_Given exercise_: Copy out every one of the records below, line for line, without changing anything.

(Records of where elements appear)
■ ■ ■
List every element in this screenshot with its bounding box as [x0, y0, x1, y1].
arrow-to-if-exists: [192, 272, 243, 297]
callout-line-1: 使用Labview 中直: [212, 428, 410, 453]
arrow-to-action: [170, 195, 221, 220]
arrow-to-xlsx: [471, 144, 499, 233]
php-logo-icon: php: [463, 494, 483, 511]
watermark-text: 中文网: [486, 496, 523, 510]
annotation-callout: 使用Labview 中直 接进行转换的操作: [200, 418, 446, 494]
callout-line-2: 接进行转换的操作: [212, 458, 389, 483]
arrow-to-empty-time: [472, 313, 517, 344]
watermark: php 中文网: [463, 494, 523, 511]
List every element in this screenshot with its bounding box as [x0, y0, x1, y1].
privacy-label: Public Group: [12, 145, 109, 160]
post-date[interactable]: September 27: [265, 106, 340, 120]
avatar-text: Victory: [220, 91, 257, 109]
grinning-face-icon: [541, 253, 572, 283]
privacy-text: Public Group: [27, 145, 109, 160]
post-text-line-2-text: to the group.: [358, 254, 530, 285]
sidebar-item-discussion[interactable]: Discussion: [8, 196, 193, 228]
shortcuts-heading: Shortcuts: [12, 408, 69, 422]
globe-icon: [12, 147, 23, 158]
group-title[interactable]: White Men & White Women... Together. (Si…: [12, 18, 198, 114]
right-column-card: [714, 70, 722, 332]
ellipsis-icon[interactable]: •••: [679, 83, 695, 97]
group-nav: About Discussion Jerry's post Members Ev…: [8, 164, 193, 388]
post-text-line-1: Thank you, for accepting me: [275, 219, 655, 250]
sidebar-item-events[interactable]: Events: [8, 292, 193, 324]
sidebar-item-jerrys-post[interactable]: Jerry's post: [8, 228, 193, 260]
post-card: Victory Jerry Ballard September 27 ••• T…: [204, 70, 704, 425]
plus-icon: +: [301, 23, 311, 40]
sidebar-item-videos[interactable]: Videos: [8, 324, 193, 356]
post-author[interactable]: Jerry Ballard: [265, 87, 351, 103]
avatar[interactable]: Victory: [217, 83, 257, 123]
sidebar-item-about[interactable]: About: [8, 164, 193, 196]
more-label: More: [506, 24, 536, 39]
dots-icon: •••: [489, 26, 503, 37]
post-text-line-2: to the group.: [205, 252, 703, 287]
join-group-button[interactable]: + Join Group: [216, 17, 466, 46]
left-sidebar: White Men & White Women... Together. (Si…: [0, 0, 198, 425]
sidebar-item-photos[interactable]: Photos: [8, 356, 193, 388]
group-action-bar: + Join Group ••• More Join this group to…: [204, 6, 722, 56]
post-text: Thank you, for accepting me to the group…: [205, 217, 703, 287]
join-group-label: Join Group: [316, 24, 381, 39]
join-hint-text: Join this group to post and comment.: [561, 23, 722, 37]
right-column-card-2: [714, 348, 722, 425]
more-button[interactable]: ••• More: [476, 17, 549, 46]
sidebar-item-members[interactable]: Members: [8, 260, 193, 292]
■ ■ ■
_The completed task_:
List every element in this screenshot with its bounding box as [x0, y0, x1, y1].
arrow-to-if-exists: [192, 272, 243, 297]
callout-line-1: 使用Labview 中直: [212, 428, 410, 453]
arrow-to-action: [170, 195, 221, 220]
arrow-to-xlsx: [471, 144, 499, 233]
php-logo-icon: php: [463, 494, 483, 511]
watermark-text: 中文网: [486, 496, 523, 510]
annotation-callout: 使用Labview 中直 接进行转换的操作: [200, 418, 446, 494]
callout-line-2: 接进行转换的操作: [212, 458, 389, 483]
arrow-to-empty-time: [472, 313, 517, 344]
watermark: php 中文网: [463, 494, 523, 511]
List every element in this screenshot with its bounding box as [x0, y0, x1, y1].
privacy-label: Public Group: [12, 145, 109, 160]
post-date[interactable]: September 27: [265, 106, 340, 120]
avatar-text: Victory: [220, 91, 257, 109]
grinning-face-icon: [541, 253, 572, 283]
privacy-text: Public Group: [27, 145, 109, 160]
post-text-line-2-text: to the group.: [358, 254, 530, 285]
sidebar-item-discussion[interactable]: Discussion: [8, 196, 193, 228]
shortcuts-heading: Shortcuts: [12, 408, 69, 422]
globe-icon: [12, 147, 23, 158]
group-title[interactable]: White Men & White Women... Together. (Si…: [12, 18, 198, 114]
right-column-card: [714, 70, 722, 332]
ellipsis-icon[interactable]: •••: [679, 83, 695, 97]
group-nav: About Discussion Jerry's post Members Ev…: [8, 164, 193, 388]
post-text-line-1: Thank you, for accepting me: [275, 219, 655, 250]
sidebar-item-events[interactable]: Events: [8, 292, 193, 324]
sidebar-item-jerrys-post[interactable]: Jerry's post: [8, 228, 193, 260]
post-card: Victory Jerry Ballard September 27 ••• T…: [204, 70, 704, 425]
plus-icon: +: [301, 23, 311, 40]
sidebar-item-videos[interactable]: Videos: [8, 324, 193, 356]
post-author[interactable]: Jerry Ballard: [265, 87, 351, 103]
avatar[interactable]: Victory: [217, 83, 257, 123]
sidebar-item-about[interactable]: About: [8, 164, 193, 196]
more-label: More: [506, 24, 536, 39]
dots-icon: •••: [489, 26, 503, 37]
post-text-line-2: to the group.: [205, 252, 703, 287]
join-group-button[interactable]: + Join Group: [216, 17, 466, 46]
left-sidebar: White Men & White Women... Together. (Si…: [0, 0, 198, 425]
sidebar-item-photos[interactable]: Photos: [8, 356, 193, 388]
group-action-bar: + Join Group ••• More Join this group to…: [204, 6, 722, 56]
post-text: Thank you, for accepting me to the group…: [205, 217, 703, 287]
join-group-label: Join Group: [316, 24, 381, 39]
join-hint-text: Join this group to post and comment.: [561, 23, 722, 37]
right-column-card-2: [714, 348, 722, 425]
more-button[interactable]: ••• More: [476, 17, 549, 46]
sidebar-item-members[interactable]: Members: [8, 260, 193, 292]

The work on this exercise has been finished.